EXERCISE BRIEF>
Keep the pictures out and restate every record exactly.

'''

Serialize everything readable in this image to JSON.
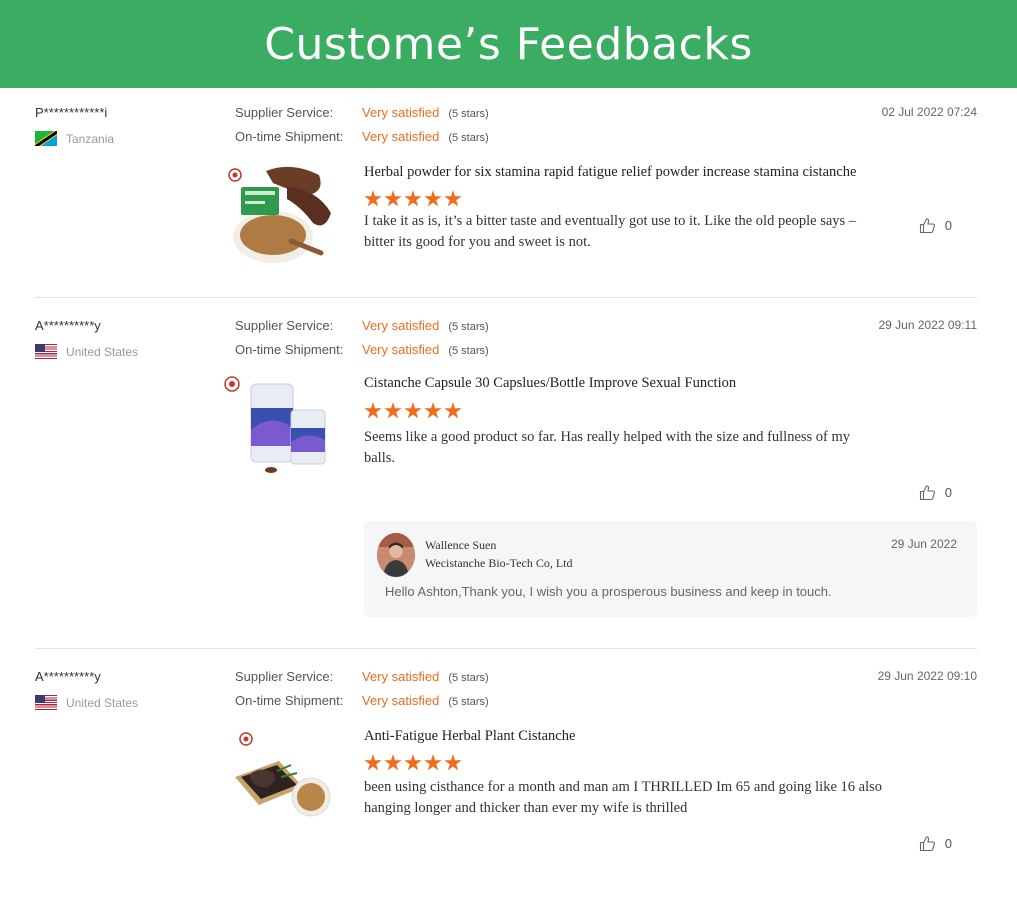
{
  "header": {
    "title": "Custome’s Feedbacks"
  },
  "labels": {
    "supplier_service": "Supplier Service:",
    "ontime_shipment": "On-time Shipment:"
  },
  "colors": {
    "banner": "#3aad62",
    "accent": "#f26b1d"
  },
  "reviews": [
    {
      "buyer": "P************i",
      "country": "Tanzania",
      "flag_icon": "tanzania-flag-icon",
      "date": "02 Jul 2022 07:24",
      "supplier_service": "Very satisfied",
      "supplier_service_stars": "(5 stars)",
      "ontime_shipment": "Very satisfied",
      "ontime_shipment_stars": "(5 stars)",
      "product": "Herbal powder for six stamina rapid fatigue relief powder increase stamina cistanche",
      "rating": 5,
      "text": "I take it as is, it’s a bitter taste and eventually got use to it. Like the old people says – bitter its good for you and sweet is not.",
      "likes": "0"
    },
    {
      "buyer": "A**********y",
      "country": "United States",
      "flag_icon": "us-flag-icon",
      "date": "29 Jun 2022 09:11",
      "supplier_service": "Very satisfied",
      "supplier_service_stars": "(5 stars)",
      "ontime_shipment": "Very satisfied",
      "ontime_shipment_stars": "(5 stars)",
      "product": "Cistanche Capsule 30 Capslues/Bottle Improve Sexual Function",
      "rating": 5,
      "text": "Seems like a good product so far. Has really helped with the size and fullness of my balls.",
      "likes": "0",
      "reply": {
        "name": "Wallence Suen",
        "company": "Wecistanche Bio-Tech Co, Ltd",
        "date": "29 Jun 2022",
        "text": "Hello Ashton,Thank you, I wish you a prosperous business and keep in touch."
      }
    },
    {
      "buyer": "A**********y",
      "country": "United States",
      "flag_icon": "us-flag-icon",
      "date": "29 Jun 2022 09:10",
      "supplier_service": "Very satisfied",
      "supplier_service_stars": "(5 stars)",
      "ontime_shipment": "Very satisfied",
      "ontime_shipment_stars": "(5 stars)",
      "product": "Anti-Fatigue Herbal Plant Cistanche",
      "rating": 5,
      "text": "been using cisthance for a month and man am I THRILLED Im 65 and going like 16 also hanging longer and thicker than ever my wife is thrilled",
      "likes": "0"
    }
  ]
}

'''

OUTPUT FOR THIS EXERCISE>
Serialize everything readable in this image to JSON.
{
  "header": {
    "title": "Custome’s Feedbacks"
  },
  "labels": {
    "supplier_service": "Supplier Service:",
    "ontime_shipment": "On-time Shipment:"
  },
  "colors": {
    "banner": "#3aad62",
    "accent": "#f26b1d"
  },
  "reviews": [
    {
      "buyer": "P************i",
      "country": "Tanzania",
      "flag_icon": "tanzania-flag-icon",
      "date": "02 Jul 2022 07:24",
      "supplier_service": "Very satisfied",
      "supplier_service_stars": "(5 stars)",
      "ontime_shipment": "Very satisfied",
      "ontime_shipment_stars": "(5 stars)",
      "product": "Herbal powder for six stamina rapid fatigue relief powder increase stamina cistanche",
      "rating": 5,
      "text": "I take it as is, it’s a bitter taste and eventually got use to it. Like the old people says – bitter its good for you and sweet is not.",
      "likes": "0"
    },
    {
      "buyer": "A**********y",
      "country": "United States",
      "flag_icon": "us-flag-icon",
      "date": "29 Jun 2022 09:11",
      "supplier_service": "Very satisfied",
      "supplier_service_stars": "(5 stars)",
      "ontime_shipment": "Very satisfied",
      "ontime_shipment_stars": "(5 stars)",
      "product": "Cistanche Capsule 30 Capslues/Bottle Improve Sexual Function",
      "rating": 5,
      "text": "Seems like a good product so far. Has really helped with the size and fullness of my balls.",
      "likes": "0",
      "reply": {
        "name": "Wallence Suen",
        "company": "Wecistanche Bio-Tech Co, Ltd",
        "date": "29 Jun 2022",
        "text": "Hello Ashton,Thank you, I wish you a prosperous business and keep in touch."
      }
    },
    {
      "buyer": "A**********y",
      "country": "United States",
      "flag_icon": "us-flag-icon",
      "date": "29 Jun 2022 09:10",
      "supplier_service": "Very satisfied",
      "supplier_service_stars": "(5 stars)",
      "ontime_shipment": "Very satisfied",
      "ontime_shipment_stars": "(5 stars)",
      "product": "Anti-Fatigue Herbal Plant Cistanche",
      "rating": 5,
      "text": "been using cisthance for a month and man am I THRILLED Im 65 and going like 16 also hanging longer and thicker than ever my wife is thrilled",
      "likes": "0"
    }
  ]
}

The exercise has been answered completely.